[BRIEF]: Rewrite all of the entries, replacing "lifting-loop-icon" with "hoist-loop-icon" and leaving everything else unchanged. Omit the picture from your output.

Layout coordinate data
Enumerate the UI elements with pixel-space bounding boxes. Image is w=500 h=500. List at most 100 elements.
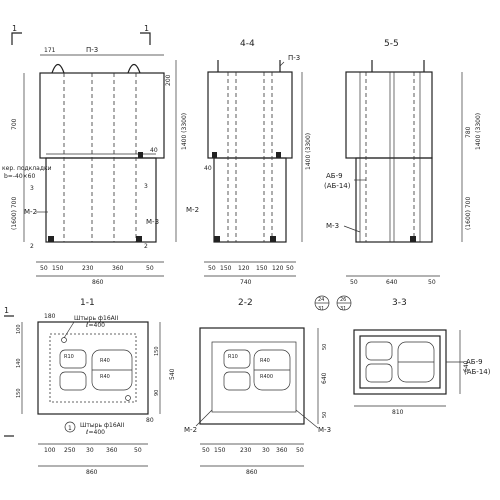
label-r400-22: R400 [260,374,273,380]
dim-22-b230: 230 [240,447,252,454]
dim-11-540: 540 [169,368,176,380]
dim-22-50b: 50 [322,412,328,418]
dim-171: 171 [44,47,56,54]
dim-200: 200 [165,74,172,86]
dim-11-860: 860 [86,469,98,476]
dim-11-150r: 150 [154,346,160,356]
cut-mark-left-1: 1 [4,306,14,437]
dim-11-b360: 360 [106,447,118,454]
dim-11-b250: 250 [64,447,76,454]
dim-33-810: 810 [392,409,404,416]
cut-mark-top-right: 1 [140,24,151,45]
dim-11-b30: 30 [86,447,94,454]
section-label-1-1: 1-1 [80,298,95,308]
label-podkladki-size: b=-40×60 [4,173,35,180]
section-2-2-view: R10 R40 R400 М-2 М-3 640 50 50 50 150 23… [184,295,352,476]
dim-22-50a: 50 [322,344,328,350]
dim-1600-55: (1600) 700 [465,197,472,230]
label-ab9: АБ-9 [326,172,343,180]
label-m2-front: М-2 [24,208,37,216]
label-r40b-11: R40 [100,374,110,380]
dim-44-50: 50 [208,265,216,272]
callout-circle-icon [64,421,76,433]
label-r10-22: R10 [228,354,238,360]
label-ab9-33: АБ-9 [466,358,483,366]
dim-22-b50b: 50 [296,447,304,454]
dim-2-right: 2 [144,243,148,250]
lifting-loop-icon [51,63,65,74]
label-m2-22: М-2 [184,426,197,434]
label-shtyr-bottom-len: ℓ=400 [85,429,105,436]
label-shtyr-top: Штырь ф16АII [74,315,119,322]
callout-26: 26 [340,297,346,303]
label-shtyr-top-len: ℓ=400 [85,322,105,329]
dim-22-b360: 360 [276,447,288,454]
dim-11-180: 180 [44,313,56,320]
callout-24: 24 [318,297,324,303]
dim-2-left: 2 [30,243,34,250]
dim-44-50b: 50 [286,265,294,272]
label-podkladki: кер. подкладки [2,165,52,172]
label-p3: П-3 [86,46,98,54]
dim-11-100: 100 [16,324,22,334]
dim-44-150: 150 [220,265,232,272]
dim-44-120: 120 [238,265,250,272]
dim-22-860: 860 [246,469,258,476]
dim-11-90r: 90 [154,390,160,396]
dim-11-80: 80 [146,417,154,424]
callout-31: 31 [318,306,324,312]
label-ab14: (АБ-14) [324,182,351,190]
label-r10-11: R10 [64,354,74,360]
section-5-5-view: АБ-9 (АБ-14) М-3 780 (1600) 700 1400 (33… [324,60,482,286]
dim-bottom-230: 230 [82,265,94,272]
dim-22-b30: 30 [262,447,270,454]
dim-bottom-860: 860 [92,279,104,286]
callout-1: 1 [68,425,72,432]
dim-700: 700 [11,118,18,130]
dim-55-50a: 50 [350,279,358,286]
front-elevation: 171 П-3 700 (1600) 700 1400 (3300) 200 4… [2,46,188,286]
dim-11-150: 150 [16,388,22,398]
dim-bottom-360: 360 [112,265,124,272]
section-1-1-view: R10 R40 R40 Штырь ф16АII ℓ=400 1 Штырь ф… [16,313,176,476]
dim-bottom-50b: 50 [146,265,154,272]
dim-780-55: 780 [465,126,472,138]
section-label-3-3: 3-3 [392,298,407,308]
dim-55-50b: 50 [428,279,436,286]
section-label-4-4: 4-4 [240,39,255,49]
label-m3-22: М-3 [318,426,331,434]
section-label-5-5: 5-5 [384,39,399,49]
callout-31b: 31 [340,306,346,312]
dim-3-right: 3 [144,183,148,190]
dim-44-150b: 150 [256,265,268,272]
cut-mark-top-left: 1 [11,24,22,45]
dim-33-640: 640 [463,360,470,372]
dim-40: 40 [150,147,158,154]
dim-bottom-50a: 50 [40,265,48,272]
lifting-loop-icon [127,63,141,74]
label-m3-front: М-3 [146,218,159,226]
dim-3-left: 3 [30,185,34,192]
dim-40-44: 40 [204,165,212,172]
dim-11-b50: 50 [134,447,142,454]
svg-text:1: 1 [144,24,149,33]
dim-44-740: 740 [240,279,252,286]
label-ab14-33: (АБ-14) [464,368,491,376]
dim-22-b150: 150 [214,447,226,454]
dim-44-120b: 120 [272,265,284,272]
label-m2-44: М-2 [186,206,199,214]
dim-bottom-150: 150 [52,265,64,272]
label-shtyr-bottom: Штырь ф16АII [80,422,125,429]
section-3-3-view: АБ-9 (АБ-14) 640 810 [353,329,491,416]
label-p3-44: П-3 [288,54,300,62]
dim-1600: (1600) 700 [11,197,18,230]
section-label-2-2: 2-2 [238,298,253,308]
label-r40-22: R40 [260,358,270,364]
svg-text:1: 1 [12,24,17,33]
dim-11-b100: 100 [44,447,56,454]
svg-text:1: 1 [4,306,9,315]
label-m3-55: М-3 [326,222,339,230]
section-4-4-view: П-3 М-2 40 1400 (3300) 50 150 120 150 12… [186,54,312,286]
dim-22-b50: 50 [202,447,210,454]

[THE RESPONSE]:
Enumerate the UI elements with pixel-space bounding boxes. Image is w=500 h=500. List at most 100 elements.
label-r400-22: R400 [260,374,273,380]
dim-22-b230: 230 [240,447,252,454]
dim-11-540: 540 [169,368,176,380]
dim-22-50b: 50 [322,412,328,418]
dim-171: 171 [44,47,56,54]
dim-200: 200 [165,74,172,86]
dim-11-860: 860 [86,469,98,476]
dim-11-150r: 150 [154,346,160,356]
cut-mark-left-1: 1 [4,306,14,437]
dim-11-b360: 360 [106,447,118,454]
dim-11-b250: 250 [64,447,76,454]
dim-33-810: 810 [392,409,404,416]
cut-mark-top-right: 1 [140,24,151,45]
dim-11-b30: 30 [86,447,94,454]
section-label-1-1: 1-1 [80,298,95,308]
label-podkladki-size: b=-40×60 [4,173,35,180]
section-2-2-view: R10 R40 R400 М-2 М-3 640 50 50 50 150 23… [184,295,352,476]
dim-22-50a: 50 [322,344,328,350]
dim-1600-55: (1600) 700 [465,197,472,230]
label-ab9: АБ-9 [326,172,343,180]
label-m2-front: М-2 [24,208,37,216]
label-r40b-11: R40 [100,374,110,380]
dim-44-50: 50 [208,265,216,272]
callout-circle-icon [64,421,76,433]
label-r10-22: R10 [228,354,238,360]
label-ab9-33: АБ-9 [466,358,483,366]
dim-22-b50b: 50 [296,447,304,454]
dim-2-right: 2 [144,243,148,250]
hoist-loop-icon [51,63,65,74]
label-m2-22: М-2 [184,426,197,434]
label-shtyr-bottom-len: ℓ=400 [85,429,105,436]
label-shtyr-top: Штырь ф16АII [74,315,119,322]
callout-26: 26 [340,297,346,303]
label-shtyr-top-len: ℓ=400 [85,322,105,329]
dim-22-b360: 360 [276,447,288,454]
dim-11-180: 180 [44,313,56,320]
callout-24: 24 [318,297,324,303]
dim-2-left: 2 [30,243,34,250]
dim-44-50b: 50 [286,265,294,272]
label-podkladki: кер. подкладки [2,165,52,172]
label-p3: П-3 [86,46,98,54]
dim-11-100: 100 [16,324,22,334]
dim-44-150: 150 [220,265,232,272]
dim-44-120: 120 [238,265,250,272]
dim-22-860: 860 [246,469,258,476]
dim-11-90r: 90 [154,390,160,396]
dim-11-80: 80 [146,417,154,424]
callout-31: 31 [318,306,324,312]
label-ab14: (АБ-14) [324,182,351,190]
label-r10-11: R10 [64,354,74,360]
section-5-5-view: АБ-9 (АБ-14) М-3 780 (1600) 700 1400 (33… [324,60,482,286]
dim-bottom-230: 230 [82,265,94,272]
dim-22-b30: 30 [262,447,270,454]
dim-bottom-860: 860 [92,279,104,286]
callout-1: 1 [68,425,72,432]
dim-700: 700 [11,118,18,130]
dim-55-50a: 50 [350,279,358,286]
front-elevation: 171 П-3 700 (1600) 700 1400 (3300) 200 4… [2,46,188,286]
dim-11-150: 150 [16,388,22,398]
dim-bottom-360: 360 [112,265,124,272]
section-1-1-view: R10 R40 R40 Штырь ф16АII ℓ=400 1 Штырь ф… [16,313,176,476]
dim-bottom-50b: 50 [146,265,154,272]
dim-780-55: 780 [465,126,472,138]
section-label-3-3: 3-3 [392,298,407,308]
dim-55-50b: 50 [428,279,436,286]
section-label-4-4: 4-4 [240,39,255,49]
label-m3-22: М-3 [318,426,331,434]
section-label-5-5: 5-5 [384,39,399,49]
callout-31b: 31 [340,306,346,312]
dim-3-right: 3 [144,183,148,190]
dim-44-150b: 150 [256,265,268,272]
cut-mark-top-left: 1 [11,24,22,45]
dim-33-640: 640 [463,360,470,372]
dim-40: 40 [150,147,158,154]
dim-bottom-50a: 50 [40,265,48,272]
hoist-loop-icon [127,63,141,74]
label-m3-front: М-3 [146,218,159,226]
dim-3-left: 3 [30,185,34,192]
dim-40-44: 40 [204,165,212,172]
dim-11-b50: 50 [134,447,142,454]
svg-text:1: 1 [144,24,149,33]
dim-44-740: 740 [240,279,252,286]
label-ab14-33: (АБ-14) [464,368,491,376]
dim-22-b150: 150 [214,447,226,454]
dim-44-120b: 120 [272,265,284,272]
label-m2-44: М-2 [186,206,199,214]
dim-bottom-150: 150 [52,265,64,272]
label-shtyr-bottom: Штырь ф16АII [80,422,125,429]
section-3-3-view: АБ-9 (АБ-14) 640 810 [353,329,491,416]
label-p3-44: П-3 [288,54,300,62]
dim-1600: (1600) 700 [11,197,18,230]
section-label-2-2: 2-2 [238,298,253,308]
label-r40-22: R40 [260,358,270,364]
svg-text:1: 1 [12,24,17,33]
dim-11-b100: 100 [44,447,56,454]
svg-text:1: 1 [4,306,9,315]
label-m3-55: М-3 [326,222,339,230]
section-4-4-view: П-3 М-2 40 1400 (3300) 50 150 120 150 12… [186,54,312,286]
dim-22-b50: 50 [202,447,210,454]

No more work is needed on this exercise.